O Banco Central depois da LCP 179/2021: arcabouço legislativo e estrutura jurídica
- Jeff Alvares
- 2 de jun.
- 8 min de leitura

A Lei Complementar nº 179, de 24 de fevereiro de 2021 (LCP 179), alterou a legislação de regência do Banco Central do Brasil (BCB) no que diz respeito a mandato, governança, autonomia e transparência, no intuito de aproximar seu desenho institucional das melhores práticas internacionais. Essa é a reforma mais significativa do arcabouço legislativo do BCB desde sua criação, pela Lei nº 4.595, de 31 de dezembro de 1964 (Lei 4.595).
Concebido originalmente como executor das políticas do governo no âmbito monetário e no setor financeiro, o BCB passa a dispor de objetivos estatutários próprios, com vista aos quais deve exercer suas funções. Além disso, para dar efetividade à persecução de seus objetivos, desfruta agora de proteções ao exercício autônomo de suas funções, sujeitando-se, como contrapartida, a deveres de transparência mais estritos.
Este é o primeiro de uma série de artigos destinados a avaliar o alinhamento do regime legal do BCB resultante das alterações empreendidas pela LCP 179 às melhores práticas internacionais. De caráter introdutório, discute o arcabouço legislativo do BCB em face da organização típica das leis orgânicas de bancos centrais e analisa a estrutura jurídica da autoridade monetária.
Os artigos seguintes abordarão os seguintes temas: mandato, nomeadamente objetivos, funções, poderes gerais e vedações; governança, isto é, a organização dos órgãos de direção e de controle interno; autonomia, incluindo as dimensões funcional, pessoal (nomeação, elegibilidade, e desempenho e cessão do mandato) e financeira (capital, reservas, orçamento, conta do Tesouro e assistência de liquidez); e transparência, compreendendo prestação de contas e demonstrações financeiras.
As leis orgânicas de bancos centrais e o arcabouço legislativo do BCB
A lei orgânica é o instrumento normativo fundamental dos bancos centrais, disciplinando sua estrutura jurídica, mandato, governança, autonomia e transparência. Na prática internacional, existem orientações sobre sua organização e seu conteúdo ideais. Tais orientações decorrem primordialmente de recomendações formuladas por entidades voltadas à padronização do sistema monetário e financeiro internacional.
Na ausência de recomendações explícitas, serve como orientação o entendimento dominante sobre as melhores práticas. Esse entendimento é difuso e informal. Resulta primordialmente da atuação de organizações internacionais, com destaque para o Fundo Monetário Internacional (FMI) e o Banco Mundial, e de entidades nacionais de cooperação na avaliação dos sistemas monetário e financeiro nacionais, na formulação de condicionalidade para o fornecimento de assistência financeira, e na prestação de assistência técnica para a reforma legislativa. Tendem a figurar entre as fontes das melhores práticas os bancos centrais das economias mais ricas, percebidos como exitosos no cumprimento de seus objetivos.
════════
[Requisitos] Repita, sem alterações, o trecho do texto fornecido que vai de "A Lei Complementar" até "transparência mais estritos.", incluindo este último. A listagem apresentada a seguir não guarda relação alguma com o texto fornecido.

[Extrato de dados]
════════
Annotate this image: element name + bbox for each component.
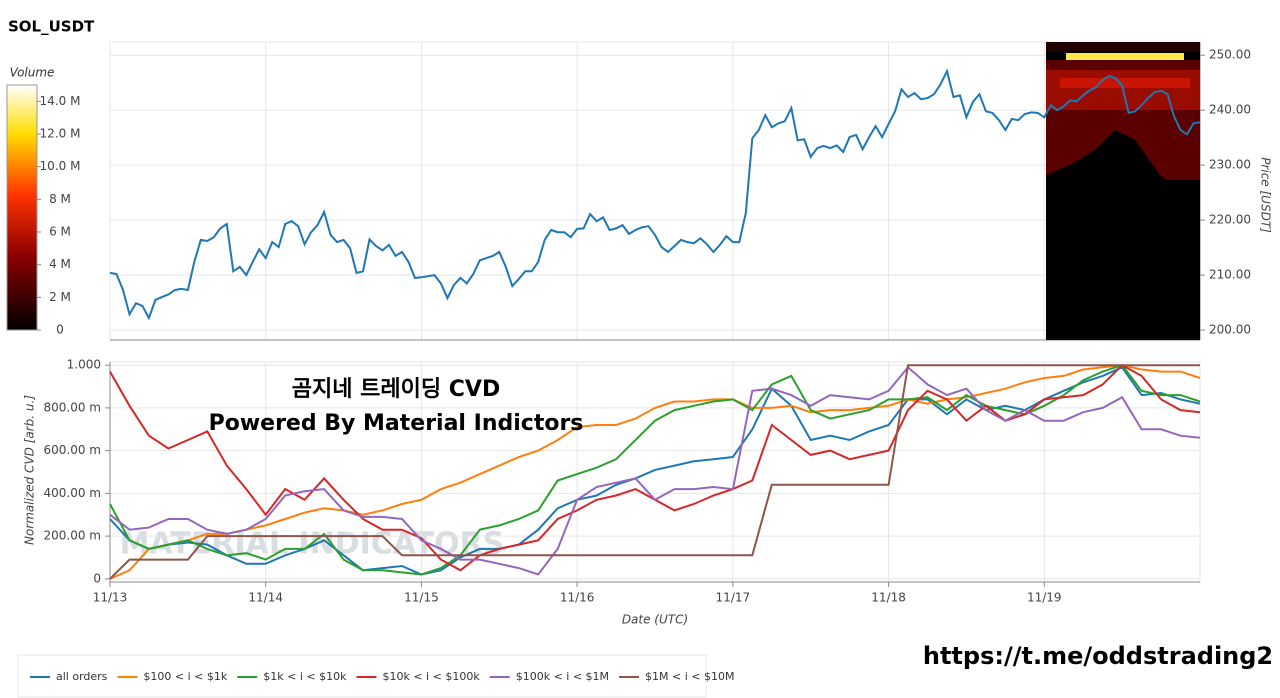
════════
[Resposta à tarefa]
A Lei Complementar nº 179, de 24 de fevereiro de 2021 (LCP 179), alterou a legislação de regência do Banco Central do Brasil (BCB) no que diz respeito a mandato, governança, autonomia e transparência, no intuito de aproximar seu desenho institucional das melhores práticas internacionais. Essa é a reforma mais significativa do arcabouço legislativo do BCB desde sua criação, pela Lei nº 4.595, de 31 de dezembro de 1964 (Lei 4.595).
Concebido originalmente como executor das políticas do governo no âmbito monetário e no setor financeiro, o BCB passa a dispor de objetivos estatutários próprios, com vista aos quais deve exercer suas funções. Além disso, para dar efetividade à persecução de seus objetivos, desfruta agora de proteções ao exercício autônomo de suas funções, sujeitando-se, como contrapartida, a deveres de transparência mais estritos.